| TASK INPUTS |
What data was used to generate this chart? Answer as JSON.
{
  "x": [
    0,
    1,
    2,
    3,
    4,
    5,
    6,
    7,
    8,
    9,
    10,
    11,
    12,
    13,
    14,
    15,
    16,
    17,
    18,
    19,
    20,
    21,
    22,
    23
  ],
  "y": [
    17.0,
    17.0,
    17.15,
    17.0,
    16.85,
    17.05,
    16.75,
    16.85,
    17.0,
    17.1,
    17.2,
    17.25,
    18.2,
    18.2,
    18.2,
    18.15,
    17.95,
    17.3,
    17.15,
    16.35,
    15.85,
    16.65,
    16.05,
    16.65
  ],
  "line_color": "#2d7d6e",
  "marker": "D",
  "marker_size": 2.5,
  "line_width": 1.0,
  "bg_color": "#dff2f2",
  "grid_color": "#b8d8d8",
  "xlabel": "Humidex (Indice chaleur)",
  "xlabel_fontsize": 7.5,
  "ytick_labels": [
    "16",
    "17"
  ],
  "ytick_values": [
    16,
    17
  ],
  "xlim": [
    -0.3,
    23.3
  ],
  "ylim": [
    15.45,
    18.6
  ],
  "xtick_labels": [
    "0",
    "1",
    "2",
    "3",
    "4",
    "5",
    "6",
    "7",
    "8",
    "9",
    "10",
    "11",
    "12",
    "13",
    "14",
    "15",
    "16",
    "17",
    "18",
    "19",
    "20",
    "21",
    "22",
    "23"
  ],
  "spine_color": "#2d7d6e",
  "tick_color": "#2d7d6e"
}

| WRITTEN PROBLEM |
Output all of the material, please, exactly as it stands.

| OUTPUT BELOW |
What data was used to generate this chart? Answer as JSON.
{
  "x": [
    0,
    1,
    2,
    3,
    4,
    5,
    6,
    7,
    8,
    9,
    10,
    11,
    12,
    13,
    14,
    15,
    16,
    17,
    18,
    19,
    20,
    21,
    22,
    23
  ],
  "y": [
    17.0,
    17.0,
    17.15,
    17.0,
    16.85,
    17.05,
    16.75,
    16.85,
    17.0,
    17.1,
    17.2,
    17.25,
    18.2,
    18.2,
    18.2,
    18.15,
    17.95,
    17.3,
    17.15,
    16.35,
    15.85,
    16.65,
    16.05,
    16.65
  ],
  "line_color": "#2d7d6e",
  "marker": "D",
  "marker_size": 2.5,
  "line_width": 1.0,
  "bg_color": "#dff2f2",
  "grid_color": "#b8d8d8",
  "xlabel": "Humidex (Indice chaleur)",
  "xlabel_fontsize": 7.5,
  "ytick_labels": [
    "16",
    "17"
  ],
  "ytick_values": [
    16,
    17
  ],
  "xlim": [
    -0.3,
    23.3
  ],
  "ylim": [
    15.45,
    18.6
  ],
  "xtick_labels": [
    "0",
    "1",
    "2",
    "3",
    "4",
    "5",
    "6",
    "7",
    "8",
    "9",
    "10",
    "11",
    "12",
    "13",
    "14",
    "15",
    "16",
    "17",
    "18",
    "19",
    "20",
    "21",
    "22",
    "23"
  ],
  "spine_color": "#2d7d6e",
  "tick_color": "#2d7d6e"
}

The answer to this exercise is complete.